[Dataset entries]

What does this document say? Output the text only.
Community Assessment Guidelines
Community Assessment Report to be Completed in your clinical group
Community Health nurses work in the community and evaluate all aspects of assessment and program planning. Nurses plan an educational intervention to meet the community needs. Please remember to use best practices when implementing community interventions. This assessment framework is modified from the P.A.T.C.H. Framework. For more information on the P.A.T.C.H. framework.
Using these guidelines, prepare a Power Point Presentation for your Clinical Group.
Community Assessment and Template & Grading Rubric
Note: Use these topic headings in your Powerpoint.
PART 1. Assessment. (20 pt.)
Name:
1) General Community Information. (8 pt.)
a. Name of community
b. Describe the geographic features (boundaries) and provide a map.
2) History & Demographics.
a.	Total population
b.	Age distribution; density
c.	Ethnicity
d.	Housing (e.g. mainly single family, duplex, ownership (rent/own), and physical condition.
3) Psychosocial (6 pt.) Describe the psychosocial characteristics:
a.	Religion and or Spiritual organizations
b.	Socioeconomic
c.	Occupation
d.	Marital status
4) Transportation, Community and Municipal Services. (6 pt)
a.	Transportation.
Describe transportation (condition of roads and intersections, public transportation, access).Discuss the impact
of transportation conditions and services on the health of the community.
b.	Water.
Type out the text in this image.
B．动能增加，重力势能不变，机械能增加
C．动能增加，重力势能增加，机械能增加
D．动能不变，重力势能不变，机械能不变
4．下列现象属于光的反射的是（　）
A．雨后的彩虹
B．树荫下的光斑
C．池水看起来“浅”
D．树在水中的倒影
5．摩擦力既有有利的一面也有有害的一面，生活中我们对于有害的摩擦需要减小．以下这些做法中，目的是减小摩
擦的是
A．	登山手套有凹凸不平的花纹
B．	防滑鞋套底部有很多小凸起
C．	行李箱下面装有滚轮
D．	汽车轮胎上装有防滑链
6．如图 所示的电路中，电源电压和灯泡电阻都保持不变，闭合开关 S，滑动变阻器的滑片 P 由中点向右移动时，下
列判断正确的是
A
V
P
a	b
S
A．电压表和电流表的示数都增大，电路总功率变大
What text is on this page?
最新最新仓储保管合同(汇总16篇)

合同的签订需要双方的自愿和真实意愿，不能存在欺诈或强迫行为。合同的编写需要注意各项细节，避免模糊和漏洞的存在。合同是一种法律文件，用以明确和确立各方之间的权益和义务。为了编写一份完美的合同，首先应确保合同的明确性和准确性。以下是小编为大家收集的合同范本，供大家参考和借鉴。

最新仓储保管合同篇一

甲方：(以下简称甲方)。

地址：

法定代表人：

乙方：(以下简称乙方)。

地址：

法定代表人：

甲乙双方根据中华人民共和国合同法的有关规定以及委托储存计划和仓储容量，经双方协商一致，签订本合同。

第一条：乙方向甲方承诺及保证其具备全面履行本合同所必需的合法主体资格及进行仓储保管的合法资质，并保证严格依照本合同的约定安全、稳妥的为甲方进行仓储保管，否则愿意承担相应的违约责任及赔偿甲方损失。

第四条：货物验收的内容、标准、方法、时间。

[Instructions to follow]
In the material above, find the lines that contain "机械能增加" and show them.

[Complete output]
B．动能增加，重力势能不变，机械能增加
C．动能增加，重力势能增加，机械能增加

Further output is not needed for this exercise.